**Challenge:**
Restate each line word for word. Leave out every picture.
*** Extracted information ***
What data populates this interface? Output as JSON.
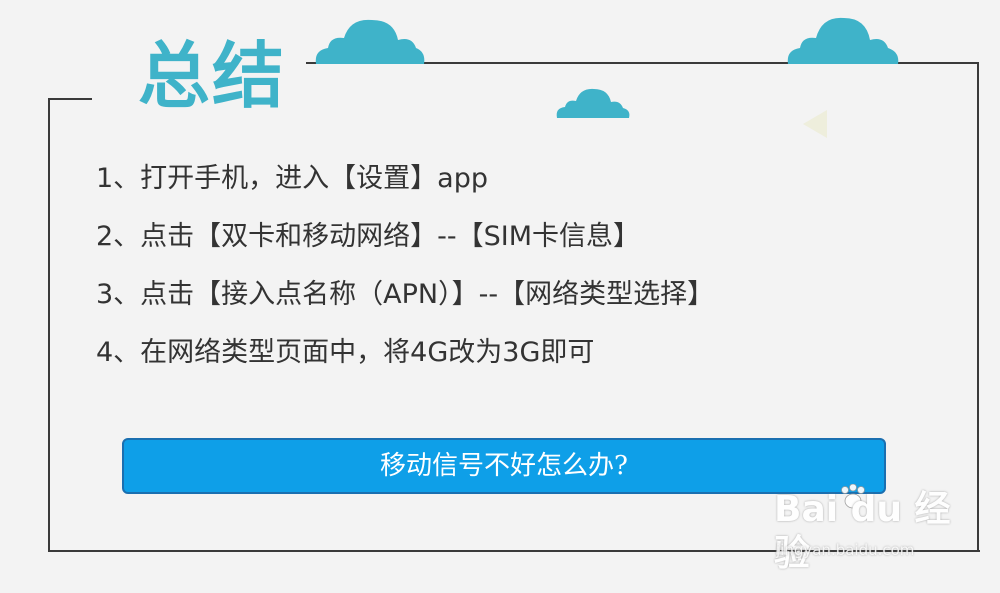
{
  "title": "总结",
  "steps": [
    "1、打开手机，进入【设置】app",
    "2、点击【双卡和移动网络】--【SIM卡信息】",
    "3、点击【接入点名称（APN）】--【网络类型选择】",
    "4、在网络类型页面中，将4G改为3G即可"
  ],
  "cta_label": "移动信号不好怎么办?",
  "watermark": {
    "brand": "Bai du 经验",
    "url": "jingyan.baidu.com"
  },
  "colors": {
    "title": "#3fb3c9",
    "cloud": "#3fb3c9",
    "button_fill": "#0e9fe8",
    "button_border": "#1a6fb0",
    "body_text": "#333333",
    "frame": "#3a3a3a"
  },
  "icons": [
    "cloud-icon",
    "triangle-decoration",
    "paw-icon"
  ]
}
***
**Result below:**
What data populates this interface? Output as JSON.
{
  "title": "总结",
  "steps": [
    "1、打开手机，进入【设置】app",
    "2、点击【双卡和移动网络】--【SIM卡信息】",
    "3、点击【接入点名称（APN）】--【网络类型选择】",
    "4、在网络类型页面中，将4G改为3G即可"
  ],
  "cta_label": "移动信号不好怎么办?",
  "watermark": {
    "brand": "Bai du 经验",
    "url": "jingyan.baidu.com"
  },
  "colors": {
    "title": "#3fb3c9",
    "cloud": "#3fb3c9",
    "button_fill": "#0e9fe8",
    "button_border": "#1a6fb0",
    "body_text": "#333333",
    "frame": "#3a3a3a"
  },
  "icons": [
    "cloud-icon",
    "triangle-decoration",
    "paw-icon"
  ]
}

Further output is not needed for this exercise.